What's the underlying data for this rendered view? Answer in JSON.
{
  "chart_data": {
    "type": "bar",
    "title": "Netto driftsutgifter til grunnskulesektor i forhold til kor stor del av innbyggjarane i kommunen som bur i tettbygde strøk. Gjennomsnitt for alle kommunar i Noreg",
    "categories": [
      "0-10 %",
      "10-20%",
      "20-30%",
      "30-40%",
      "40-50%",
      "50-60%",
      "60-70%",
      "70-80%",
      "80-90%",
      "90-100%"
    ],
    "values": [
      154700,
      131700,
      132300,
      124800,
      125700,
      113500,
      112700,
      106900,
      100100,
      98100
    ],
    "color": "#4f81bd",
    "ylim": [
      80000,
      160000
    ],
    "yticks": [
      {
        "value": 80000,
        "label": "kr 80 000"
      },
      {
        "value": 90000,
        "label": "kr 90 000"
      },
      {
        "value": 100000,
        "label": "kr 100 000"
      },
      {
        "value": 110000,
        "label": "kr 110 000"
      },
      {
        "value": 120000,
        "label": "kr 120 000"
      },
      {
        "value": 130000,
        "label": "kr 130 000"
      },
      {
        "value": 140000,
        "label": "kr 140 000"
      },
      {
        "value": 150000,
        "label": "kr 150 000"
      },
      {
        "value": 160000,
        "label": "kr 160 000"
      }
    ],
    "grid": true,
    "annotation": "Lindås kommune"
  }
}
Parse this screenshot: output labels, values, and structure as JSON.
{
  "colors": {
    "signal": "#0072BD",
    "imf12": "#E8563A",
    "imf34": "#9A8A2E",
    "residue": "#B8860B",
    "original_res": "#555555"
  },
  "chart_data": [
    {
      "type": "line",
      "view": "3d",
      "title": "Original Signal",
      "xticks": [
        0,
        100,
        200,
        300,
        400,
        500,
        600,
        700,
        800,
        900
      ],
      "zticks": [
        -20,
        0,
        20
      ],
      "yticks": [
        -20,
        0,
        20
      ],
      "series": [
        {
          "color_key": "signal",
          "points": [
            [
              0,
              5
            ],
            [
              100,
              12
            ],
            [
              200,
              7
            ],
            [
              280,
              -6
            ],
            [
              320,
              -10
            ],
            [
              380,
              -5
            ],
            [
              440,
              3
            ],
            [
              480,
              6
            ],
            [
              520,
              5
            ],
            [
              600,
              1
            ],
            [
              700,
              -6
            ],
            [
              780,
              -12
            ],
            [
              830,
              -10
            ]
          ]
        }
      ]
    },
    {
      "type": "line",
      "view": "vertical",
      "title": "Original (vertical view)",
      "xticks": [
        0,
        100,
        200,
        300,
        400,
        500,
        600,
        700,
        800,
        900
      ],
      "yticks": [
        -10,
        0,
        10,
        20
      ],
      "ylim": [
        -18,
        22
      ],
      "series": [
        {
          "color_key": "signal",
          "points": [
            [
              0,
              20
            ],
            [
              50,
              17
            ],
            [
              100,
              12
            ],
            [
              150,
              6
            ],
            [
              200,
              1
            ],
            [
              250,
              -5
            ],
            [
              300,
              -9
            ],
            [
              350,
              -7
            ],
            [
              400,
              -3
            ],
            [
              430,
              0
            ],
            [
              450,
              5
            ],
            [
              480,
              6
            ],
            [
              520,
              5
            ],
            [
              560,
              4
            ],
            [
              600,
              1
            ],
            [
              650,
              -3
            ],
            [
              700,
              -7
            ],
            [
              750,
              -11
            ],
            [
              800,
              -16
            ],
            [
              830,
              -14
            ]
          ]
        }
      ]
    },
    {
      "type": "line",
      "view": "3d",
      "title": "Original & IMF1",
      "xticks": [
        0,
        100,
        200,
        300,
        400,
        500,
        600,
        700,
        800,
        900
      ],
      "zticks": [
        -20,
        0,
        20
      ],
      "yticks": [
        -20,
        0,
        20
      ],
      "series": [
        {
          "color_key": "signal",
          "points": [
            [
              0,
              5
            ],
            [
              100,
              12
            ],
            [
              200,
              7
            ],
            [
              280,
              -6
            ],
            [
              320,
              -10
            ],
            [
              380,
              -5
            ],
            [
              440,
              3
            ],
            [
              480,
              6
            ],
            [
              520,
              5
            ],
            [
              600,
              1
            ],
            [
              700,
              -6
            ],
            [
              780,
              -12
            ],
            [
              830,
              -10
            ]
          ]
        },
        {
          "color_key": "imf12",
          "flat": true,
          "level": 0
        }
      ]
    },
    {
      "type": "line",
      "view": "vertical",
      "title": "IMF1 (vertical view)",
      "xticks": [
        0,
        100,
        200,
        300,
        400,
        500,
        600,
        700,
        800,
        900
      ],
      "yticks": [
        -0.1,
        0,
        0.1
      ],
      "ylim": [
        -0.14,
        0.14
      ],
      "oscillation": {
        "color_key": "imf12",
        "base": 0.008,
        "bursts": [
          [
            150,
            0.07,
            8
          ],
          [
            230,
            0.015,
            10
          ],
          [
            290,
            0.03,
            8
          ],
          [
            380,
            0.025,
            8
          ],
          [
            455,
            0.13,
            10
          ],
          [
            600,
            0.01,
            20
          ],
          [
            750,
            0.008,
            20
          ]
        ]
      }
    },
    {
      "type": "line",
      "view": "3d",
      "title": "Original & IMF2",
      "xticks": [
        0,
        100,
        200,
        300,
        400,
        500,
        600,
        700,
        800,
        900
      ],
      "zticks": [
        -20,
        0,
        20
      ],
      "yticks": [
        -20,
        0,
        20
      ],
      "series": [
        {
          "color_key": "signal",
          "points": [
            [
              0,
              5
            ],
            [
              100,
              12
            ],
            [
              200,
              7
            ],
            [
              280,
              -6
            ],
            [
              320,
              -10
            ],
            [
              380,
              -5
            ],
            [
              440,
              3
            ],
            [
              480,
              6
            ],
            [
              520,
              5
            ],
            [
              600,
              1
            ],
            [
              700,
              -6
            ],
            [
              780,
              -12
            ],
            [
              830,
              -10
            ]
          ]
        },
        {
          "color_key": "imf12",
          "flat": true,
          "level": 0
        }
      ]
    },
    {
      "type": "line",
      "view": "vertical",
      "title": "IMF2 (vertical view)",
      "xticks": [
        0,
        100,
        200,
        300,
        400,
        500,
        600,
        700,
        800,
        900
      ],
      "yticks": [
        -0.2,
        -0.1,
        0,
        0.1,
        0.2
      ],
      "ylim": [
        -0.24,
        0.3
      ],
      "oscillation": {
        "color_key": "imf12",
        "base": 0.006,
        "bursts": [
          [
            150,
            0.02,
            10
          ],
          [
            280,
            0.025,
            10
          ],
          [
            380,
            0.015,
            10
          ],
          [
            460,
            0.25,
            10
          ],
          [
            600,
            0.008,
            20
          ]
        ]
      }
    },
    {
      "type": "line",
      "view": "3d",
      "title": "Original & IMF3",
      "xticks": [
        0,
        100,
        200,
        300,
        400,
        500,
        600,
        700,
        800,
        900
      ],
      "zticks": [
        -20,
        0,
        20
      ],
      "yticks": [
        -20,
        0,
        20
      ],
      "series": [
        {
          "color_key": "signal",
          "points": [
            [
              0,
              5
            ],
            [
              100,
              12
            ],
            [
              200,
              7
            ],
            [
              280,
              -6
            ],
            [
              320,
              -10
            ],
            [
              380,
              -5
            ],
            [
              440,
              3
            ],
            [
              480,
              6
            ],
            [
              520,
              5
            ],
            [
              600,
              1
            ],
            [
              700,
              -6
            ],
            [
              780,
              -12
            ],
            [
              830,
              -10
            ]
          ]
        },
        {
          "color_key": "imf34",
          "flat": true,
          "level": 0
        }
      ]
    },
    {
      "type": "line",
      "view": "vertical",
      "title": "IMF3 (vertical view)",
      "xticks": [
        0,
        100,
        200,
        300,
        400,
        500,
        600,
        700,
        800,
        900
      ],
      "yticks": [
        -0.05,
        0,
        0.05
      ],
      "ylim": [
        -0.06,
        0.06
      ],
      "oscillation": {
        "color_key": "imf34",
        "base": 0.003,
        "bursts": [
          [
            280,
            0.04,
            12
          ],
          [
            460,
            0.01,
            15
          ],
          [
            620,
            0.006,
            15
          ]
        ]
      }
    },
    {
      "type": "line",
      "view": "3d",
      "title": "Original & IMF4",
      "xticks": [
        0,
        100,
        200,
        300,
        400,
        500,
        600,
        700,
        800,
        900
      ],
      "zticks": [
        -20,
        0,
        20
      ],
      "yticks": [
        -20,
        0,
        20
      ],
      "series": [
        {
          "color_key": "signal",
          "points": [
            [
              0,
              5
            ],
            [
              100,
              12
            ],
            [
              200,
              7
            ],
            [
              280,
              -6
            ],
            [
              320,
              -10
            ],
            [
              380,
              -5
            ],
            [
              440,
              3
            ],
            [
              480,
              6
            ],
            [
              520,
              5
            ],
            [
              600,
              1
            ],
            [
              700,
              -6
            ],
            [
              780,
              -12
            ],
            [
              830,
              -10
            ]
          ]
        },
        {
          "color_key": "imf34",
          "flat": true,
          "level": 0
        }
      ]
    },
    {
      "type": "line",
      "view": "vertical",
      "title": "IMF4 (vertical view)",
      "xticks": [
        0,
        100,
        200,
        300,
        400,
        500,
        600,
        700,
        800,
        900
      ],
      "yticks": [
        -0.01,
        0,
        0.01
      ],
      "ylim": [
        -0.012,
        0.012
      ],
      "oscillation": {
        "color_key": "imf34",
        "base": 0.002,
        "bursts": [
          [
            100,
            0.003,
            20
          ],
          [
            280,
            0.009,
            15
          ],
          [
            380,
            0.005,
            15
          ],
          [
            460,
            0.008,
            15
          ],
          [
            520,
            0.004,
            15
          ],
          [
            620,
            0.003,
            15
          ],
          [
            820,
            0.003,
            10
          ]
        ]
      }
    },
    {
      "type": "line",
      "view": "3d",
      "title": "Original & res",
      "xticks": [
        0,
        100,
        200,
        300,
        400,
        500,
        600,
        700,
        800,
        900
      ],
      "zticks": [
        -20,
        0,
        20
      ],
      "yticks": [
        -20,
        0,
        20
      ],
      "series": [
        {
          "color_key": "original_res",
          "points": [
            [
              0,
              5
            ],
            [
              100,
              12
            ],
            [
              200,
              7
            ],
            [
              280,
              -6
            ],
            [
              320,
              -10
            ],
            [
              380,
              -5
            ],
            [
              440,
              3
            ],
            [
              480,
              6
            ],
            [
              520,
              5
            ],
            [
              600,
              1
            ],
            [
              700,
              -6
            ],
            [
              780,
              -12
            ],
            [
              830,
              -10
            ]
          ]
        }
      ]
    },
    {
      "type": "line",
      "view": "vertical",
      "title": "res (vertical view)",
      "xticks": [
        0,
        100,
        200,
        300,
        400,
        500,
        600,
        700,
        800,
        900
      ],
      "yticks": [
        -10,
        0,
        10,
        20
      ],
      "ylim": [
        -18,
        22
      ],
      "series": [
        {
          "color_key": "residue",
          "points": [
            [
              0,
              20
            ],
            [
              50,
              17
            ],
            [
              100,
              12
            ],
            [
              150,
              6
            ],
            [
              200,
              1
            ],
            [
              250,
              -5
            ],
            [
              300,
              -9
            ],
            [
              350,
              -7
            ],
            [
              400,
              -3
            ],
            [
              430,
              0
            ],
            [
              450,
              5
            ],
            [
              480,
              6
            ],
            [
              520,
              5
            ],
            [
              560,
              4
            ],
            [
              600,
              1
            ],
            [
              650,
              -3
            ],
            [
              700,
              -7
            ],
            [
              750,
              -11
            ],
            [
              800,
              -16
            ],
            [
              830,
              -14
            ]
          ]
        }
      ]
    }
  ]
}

### TASK DESCRIPTION
Pull every line containing the word "values" out of the material.

### RESULT FOR THIS EXERCISE
    "values": [
Parse this screenshot: output labels, values, and structure as JSON.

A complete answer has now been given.